Task prompt: The records below hold pictures; please leave those out and retype the rest exactly.
'''
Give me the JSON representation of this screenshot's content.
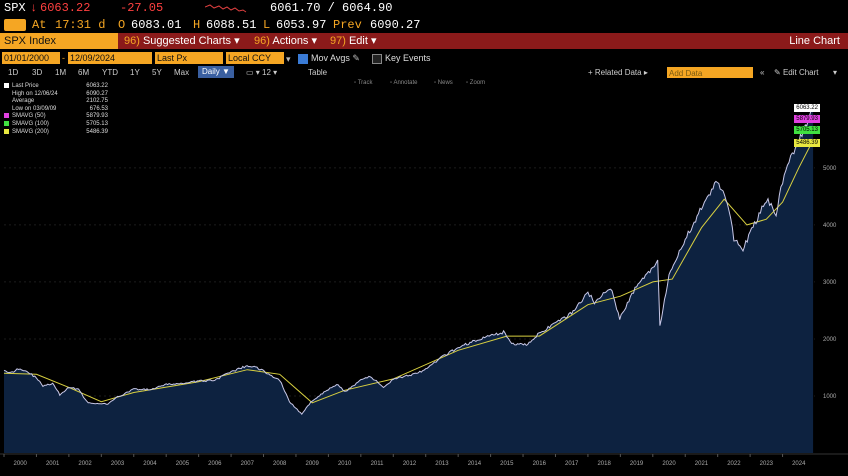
{
  "quote": {
    "ticker": "SPX",
    "arrow": "↓",
    "last": "6063.22",
    "change": "-27.05",
    "bid_ask": "6061.70 / 6064.90",
    "time_prefix": "At",
    "time": "17:31 d",
    "open_label": "O",
    "open": "6083.01",
    "high_label": "H",
    "high": "6088.51",
    "low_label": "L",
    "low": "6053.97",
    "prev_label": "Prev",
    "prev": "6090.27"
  },
  "menubar": {
    "security": "SPX Index",
    "items": [
      {
        "num": "96)",
        "label": "Suggested Charts ▾"
      },
      {
        "num": "96)",
        "label": "Actions ▾"
      },
      {
        "num": "97)",
        "label": "Edit ▾"
      }
    ],
    "right_title": "Line Chart"
  },
  "controls": {
    "start_date": "01/01/2000",
    "end_date": "12/09/2024",
    "price_field": "Last Px",
    "currency": "Local CCY",
    "mov_avgs_label": "Mov Avgs",
    "key_events_label": "Key Events"
  },
  "periods": {
    "items": [
      "1D",
      "3D",
      "1M",
      "6M",
      "YTD",
      "1Y",
      "5Y",
      "Max"
    ],
    "frequency": "Daily ▼",
    "table_label": "Table",
    "related_data": "+ Related Data ▸",
    "add_data_placeholder": "Add Data",
    "edit_chart": "Edit Chart",
    "tools": [
      "Track",
      "Annotate",
      "News",
      "Zoom"
    ]
  },
  "legend": [
    {
      "label": "Last Price",
      "value": "6063.22",
      "color": "#ffffff"
    },
    {
      "label": "High on 12/06/24",
      "value": "6090.27",
      "color": ""
    },
    {
      "label": "Average",
      "value": "2102.75",
      "color": ""
    },
    {
      "label": "Low on 03/09/09",
      "value": "676.53",
      "color": ""
    },
    {
      "label": "SMAVG (50)",
      "value": "5879.93",
      "color": "#e040e0"
    },
    {
      "label": "SMAVG (100)",
      "value": "5705.13",
      "color": "#40e040"
    },
    {
      "label": "SMAVG (200)",
      "value": "5486.39",
      "color": "#e8e840"
    }
  ],
  "price_labels": [
    {
      "value": "6063.22",
      "bg": "#ffffff"
    },
    {
      "value": "5879.93",
      "bg": "#e040e0"
    },
    {
      "value": "5705.13",
      "bg": "#40e040"
    },
    {
      "value": "5486.39",
      "bg": "#e8e840"
    }
  ],
  "colors": {
    "amber": "#f5a623",
    "menubar": "#8b1a1a",
    "area_fill": "#0d2240",
    "price_line": "#c8c8e8",
    "sma200": "#d8d040"
  },
  "chart_data": {
    "type": "area",
    "x_ticks": [
      "2000",
      "2001",
      "2002",
      "2003",
      "2004",
      "2005",
      "2006",
      "2007",
      "2008",
      "2009",
      "2010",
      "2011",
      "2012",
      "2013",
      "2014",
      "2015",
      "2016",
      "2017",
      "2018",
      "2019",
      "2020",
      "2021",
      "2022",
      "2023",
      "2024"
    ],
    "y_ticks": [
      1000,
      2000,
      3000,
      4000,
      5000
    ],
    "ylim": [
      0,
      6400
    ],
    "xlim": [
      2000.0,
      2025.0
    ],
    "series": [
      {
        "name": "Last Price",
        "x": [
          2000.0,
          2000.2,
          2000.45,
          2000.7,
          2001.0,
          2001.2,
          2001.5,
          2001.72,
          2002.0,
          2002.3,
          2002.55,
          2002.78,
          2003.2,
          2003.5,
          2004.0,
          2004.5,
          2005.0,
          2005.5,
          2006.0,
          2006.5,
          2007.0,
          2007.45,
          2007.8,
          2008.2,
          2008.5,
          2008.8,
          2009.18,
          2009.5,
          2010.0,
          2010.3,
          2010.5,
          2011.0,
          2011.3,
          2011.7,
          2012.0,
          2012.5,
          2013.0,
          2013.5,
          2014.0,
          2014.5,
          2015.0,
          2015.4,
          2015.65,
          2016.1,
          2016.5,
          2017.0,
          2017.5,
          2018.0,
          2018.2,
          2018.7,
          2018.98,
          2019.5,
          2020.0,
          2020.15,
          2020.22,
          2020.5,
          2021.0,
          2021.5,
          2021.99,
          2022.3,
          2022.5,
          2022.78,
          2023.0,
          2023.5,
          2023.8,
          2024.0,
          2024.3,
          2024.5,
          2024.75,
          2024.94
        ],
        "y": [
          1469,
          1400,
          1480,
          1430,
          1320,
          1170,
          1220,
          1020,
          1150,
          1120,
          900,
          860,
          860,
          980,
          1120,
          1110,
          1200,
          1220,
          1260,
          1280,
          1420,
          1520,
          1500,
          1370,
          1280,
          900,
          680,
          920,
          1115,
          1200,
          1070,
          1280,
          1340,
          1150,
          1300,
          1360,
          1460,
          1680,
          1850,
          1960,
          2060,
          2120,
          1920,
          1900,
          2100,
          2270,
          2450,
          2820,
          2640,
          2900,
          2350,
          2940,
          3230,
          3380,
          2240,
          3100,
          3750,
          4300,
          4766,
          4400,
          3750,
          3580,
          3850,
          4450,
          4200,
          4770,
          5250,
          5460,
          5760,
          6063
        ]
      },
      {
        "name": "SMAVG (200)",
        "x": [
          2000.0,
          2001.0,
          2002.0,
          2003.0,
          2004.0,
          2006.0,
          2007.5,
          2008.5,
          2009.5,
          2010.5,
          2012.0,
          2014.0,
          2015.5,
          2016.5,
          2018.0,
          2019.0,
          2020.0,
          2020.6,
          2021.5,
          2022.2,
          2022.9,
          2023.5,
          2024.0,
          2024.5,
          2024.94
        ],
        "y": [
          1400,
          1380,
          1150,
          900,
          1060,
          1250,
          1460,
          1380,
          880,
          1100,
          1300,
          1800,
          2050,
          2050,
          2600,
          2750,
          3000,
          3050,
          3950,
          4450,
          4000,
          4100,
          4400,
          5000,
          5486
        ]
      }
    ]
  }
}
'''
Exercise solution:
Give me the JSON representation of this screenshot's content.
{
  "quote": {
    "ticker": "SPX",
    "arrow": "↓",
    "last": "6063.22",
    "change": "-27.05",
    "bid_ask": "6061.70 / 6064.90",
    "time_prefix": "At",
    "time": "17:31 d",
    "open_label": "O",
    "open": "6083.01",
    "high_label": "H",
    "high": "6088.51",
    "low_label": "L",
    "low": "6053.97",
    "prev_label": "Prev",
    "prev": "6090.27"
  },
  "menubar": {
    "security": "SPX Index",
    "items": [
      {
        "num": "96)",
        "label": "Suggested Charts ▾"
      },
      {
        "num": "96)",
        "label": "Actions ▾"
      },
      {
        "num": "97)",
        "label": "Edit ▾"
      }
    ],
    "right_title": "Line Chart"
  },
  "controls": {
    "start_date": "01/01/2000",
    "end_date": "12/09/2024",
    "price_field": "Last Px",
    "currency": "Local CCY",
    "mov_avgs_label": "Mov Avgs",
    "key_events_label": "Key Events"
  },
  "periods": {
    "items": [
      "1D",
      "3D",
      "1M",
      "6M",
      "YTD",
      "1Y",
      "5Y",
      "Max"
    ],
    "frequency": "Daily ▼",
    "table_label": "Table",
    "related_data": "+ Related Data ▸",
    "add_data_placeholder": "Add Data",
    "edit_chart": "Edit Chart",
    "tools": [
      "Track",
      "Annotate",
      "News",
      "Zoom"
    ]
  },
  "legend": [
    {
      "label": "Last Price",
      "value": "6063.22",
      "color": "#ffffff"
    },
    {
      "label": "High on 12/06/24",
      "value": "6090.27",
      "color": ""
    },
    {
      "label": "Average",
      "value": "2102.75",
      "color": ""
    },
    {
      "label": "Low on 03/09/09",
      "value": "676.53",
      "color": ""
    },
    {
      "label": "SMAVG (50)",
      "value": "5879.93",
      "color": "#e040e0"
    },
    {
      "label": "SMAVG (100)",
      "value": "5705.13",
      "color": "#40e040"
    },
    {
      "label": "SMAVG (200)",
      "value": "5486.39",
      "color": "#e8e840"
    }
  ],
  "price_labels": [
    {
      "value": "6063.22",
      "bg": "#ffffff"
    },
    {
      "value": "5879.93",
      "bg": "#e040e0"
    },
    {
      "value": "5705.13",
      "bg": "#40e040"
    },
    {
      "value": "5486.39",
      "bg": "#e8e840"
    }
  ],
  "colors": {
    "amber": "#f5a623",
    "menubar": "#8b1a1a",
    "area_fill": "#0d2240",
    "price_line": "#c8c8e8",
    "sma200": "#d8d040"
  },
  "chart_data": {
    "type": "area",
    "x_ticks": [
      "2000",
      "2001",
      "2002",
      "2003",
      "2004",
      "2005",
      "2006",
      "2007",
      "2008",
      "2009",
      "2010",
      "2011",
      "2012",
      "2013",
      "2014",
      "2015",
      "2016",
      "2017",
      "2018",
      "2019",
      "2020",
      "2021",
      "2022",
      "2023",
      "2024"
    ],
    "y_ticks": [
      1000,
      2000,
      3000,
      4000,
      5000
    ],
    "ylim": [
      0,
      6400
    ],
    "xlim": [
      2000.0,
      2025.0
    ],
    "series": [
      {
        "name": "Last Price",
        "x": [
          2000.0,
          2000.2,
          2000.45,
          2000.7,
          2001.0,
          2001.2,
          2001.5,
          2001.72,
          2002.0,
          2002.3,
          2002.55,
          2002.78,
          2003.2,
          2003.5,
          2004.0,
          2004.5,
          2005.0,
          2005.5,
          2006.0,
          2006.5,
          2007.0,
          2007.45,
          2007.8,
          2008.2,
          2008.5,
          2008.8,
          2009.18,
          2009.5,
          2010.0,
          2010.3,
          2010.5,
          2011.0,
          2011.3,
          2011.7,
          2012.0,
          2012.5,
          2013.0,
          2013.5,
          2014.0,
          2014.5,
          2015.0,
          2015.4,
          2015.65,
          2016.1,
          2016.5,
          2017.0,
          2017.5,
          2018.0,
          2018.2,
          2018.7,
          2018.98,
          2019.5,
          2020.0,
          2020.15,
          2020.22,
          2020.5,
          2021.0,
          2021.5,
          2021.99,
          2022.3,
          2022.5,
          2022.78,
          2023.0,
          2023.5,
          2023.8,
          2024.0,
          2024.3,
          2024.5,
          2024.75,
          2024.94
        ],
        "y": [
          1469,
          1400,
          1480,
          1430,
          1320,
          1170,
          1220,
          1020,
          1150,
          1120,
          900,
          860,
          860,
          980,
          1120,
          1110,
          1200,
          1220,
          1260,
          1280,
          1420,
          1520,
          1500,
          1370,
          1280,
          900,
          680,
          920,
          1115,
          1200,
          1070,
          1280,
          1340,
          1150,
          1300,
          1360,
          1460,
          1680,
          1850,
          1960,
          2060,
          2120,
          1920,
          1900,
          2100,
          2270,
          2450,
          2820,
          2640,
          2900,
          2350,
          2940,
          3230,
          3380,
          2240,
          3100,
          3750,
          4300,
          4766,
          4400,
          3750,
          3580,
          3850,
          4450,
          4200,
          4770,
          5250,
          5460,
          5760,
          6063
        ]
      },
      {
        "name": "SMAVG (200)",
        "x": [
          2000.0,
          2001.0,
          2002.0,
          2003.0,
          2004.0,
          2006.0,
          2007.5,
          2008.5,
          2009.5,
          2010.5,
          2012.0,
          2014.0,
          2015.5,
          2016.5,
          2018.0,
          2019.0,
          2020.0,
          2020.6,
          2021.5,
          2022.2,
          2022.9,
          2023.5,
          2024.0,
          2024.5,
          2024.94
        ],
        "y": [
          1400,
          1380,
          1150,
          900,
          1060,
          1250,
          1460,
          1380,
          880,
          1100,
          1300,
          1800,
          2050,
          2050,
          2600,
          2750,
          3000,
          3050,
          3950,
          4450,
          4000,
          4100,
          4400,
          5000,
          5486
        ]
      }
    ]
  }
}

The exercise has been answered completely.